• **EXERCISE AIM**:
In the passage on the judge's career, rewrite the part that opens with "In 1308, following" and closes with "office in 1319.", swapping "Common Pleas" for "King's Bench".

• **SOURCE PASSAGE**:
<<<<
In 1308, following the death of John de Ponz, he was appointed puisne (junior) justice of the Common Pleas (which was then known simply as "the Bench"). He was removed from office in 1312, as part of an economy and efficiency drive. An order was issued by the Crown to the Irish Justiciar to dismiss all but the most efficient judges: Bardfield, despite his earlier high reputation as a lawyer, and his good services as Serjeant, was apparently considered expendable as a judge. In 1315 he was appointed to the Justiciar's Court, but evidently never sat there. He was reappointed to the Common Pleas shortly afterwards, to replace Hugh Canoun, but was finally dismissed from office in 1319.

==Petition for reinstatement==

In 1321 he addressed a lengthy petition for redress to King Edward II of England and his Council. He referred to his long record of service to the Crown as Serjeant and judge, and pleaded for his reinstatement to the office, and also for compensation "so that he may have something to live on". He claimed redress under a number of heads, including the hardship he had suffered as a result of the loss of his salary on his dismissal, and the damage he had suffered to his property during the Scottish Invasion of Ireland in 1315-18. He also asked to be excused repayment of a Crown debt, on the grounds of his poverty. As far as we can judge he was entirely unsuccessful (he was probably suspected of exaggerating his poverty): the King's endorsement on the petition merely states that "he (the King) will do as he pleases". No doubt it was recalled that William had been removed from the Bench in 1312 as one of its least efficient members, and removed again in 1319 for the same reason. Given the extent of his lands, the Crown could be forgiven for being sceptical about his pleas of poverty. William was still alive in 1327, and probably died in early 1333.
>>>>
• **COLLECTED DATA**:
<<<<
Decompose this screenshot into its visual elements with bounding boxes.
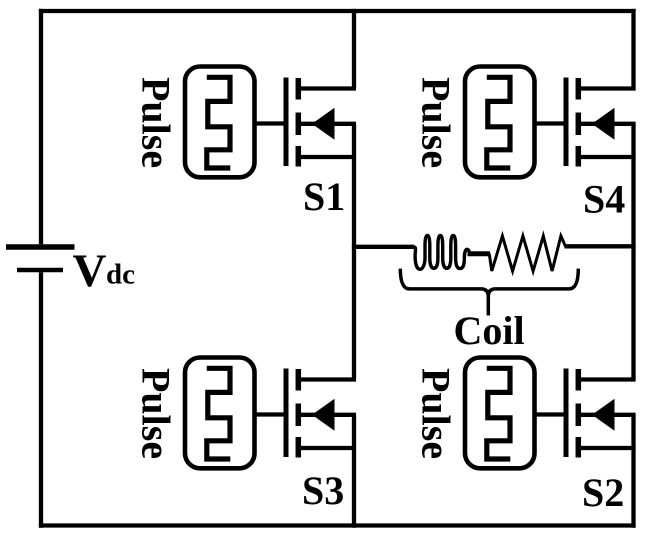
>>>>
• **OUTPUT**:
In 1308, following the death of John de Ponz, he was appointed puisne (junior) justice of the King's Bench (which was then known simply as "the Bench"). He was removed from office in 1312, as part of an economy and efficiency drive. An order was issued by the Crown to the Irish Justiciar to dismiss all but the most efficient judges: Bardfield, despite his earlier high reputation as a lawyer, and his good services as Serjeant, was apparently considered expendable as a judge. In 1315 he was appointed to the Justiciar's Court, but evidently never sat there. He was reappointed to the King's Bench shortly afterwards, to replace Hugh Canoun, but was finally dismissed from office in 1319.